● **Problem to solve**:
All of the material below is to be returned exactly.

[Start]

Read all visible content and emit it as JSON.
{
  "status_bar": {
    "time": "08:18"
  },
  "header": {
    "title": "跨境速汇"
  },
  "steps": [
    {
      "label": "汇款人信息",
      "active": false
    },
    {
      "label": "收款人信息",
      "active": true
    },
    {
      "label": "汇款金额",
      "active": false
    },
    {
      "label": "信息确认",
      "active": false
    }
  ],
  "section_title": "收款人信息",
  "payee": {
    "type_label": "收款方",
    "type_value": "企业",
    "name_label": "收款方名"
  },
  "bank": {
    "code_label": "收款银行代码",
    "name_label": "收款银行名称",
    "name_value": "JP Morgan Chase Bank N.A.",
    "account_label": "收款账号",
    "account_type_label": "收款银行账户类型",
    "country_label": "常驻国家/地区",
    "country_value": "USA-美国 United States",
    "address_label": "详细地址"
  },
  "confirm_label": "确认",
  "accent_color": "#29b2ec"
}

[End]

● **Response to this task**:
Read all visible content and emit it as JSON.
{
  "status_bar": {
    "time": "08:18"
  },
  "header": {
    "title": "跨境速汇"
  },
  "steps": [
    {
      "label": "汇款人信息",
      "active": false
    },
    {
      "label": "收款人信息",
      "active": true
    },
    {
      "label": "汇款金额",
      "active": false
    },
    {
      "label": "信息确认",
      "active": false
    }
  ],
  "section_title": "收款人信息",
  "payee": {
    "type_label": "收款方",
    "type_value": "企业",
    "name_label": "收款方名"
  },
  "bank": {
    "code_label": "收款银行代码",
    "name_label": "收款银行名称",
    "name_value": "JP Morgan Chase Bank N.A.",
    "account_label": "收款账号",
    "account_type_label": "收款银行账户类型",
    "country_label": "常驻国家/地区",
    "country_value": "USA-美国 United States",
    "address_label": "详细地址"
  },
  "confirm_label": "确认",
  "accent_color": "#29b2ec"
}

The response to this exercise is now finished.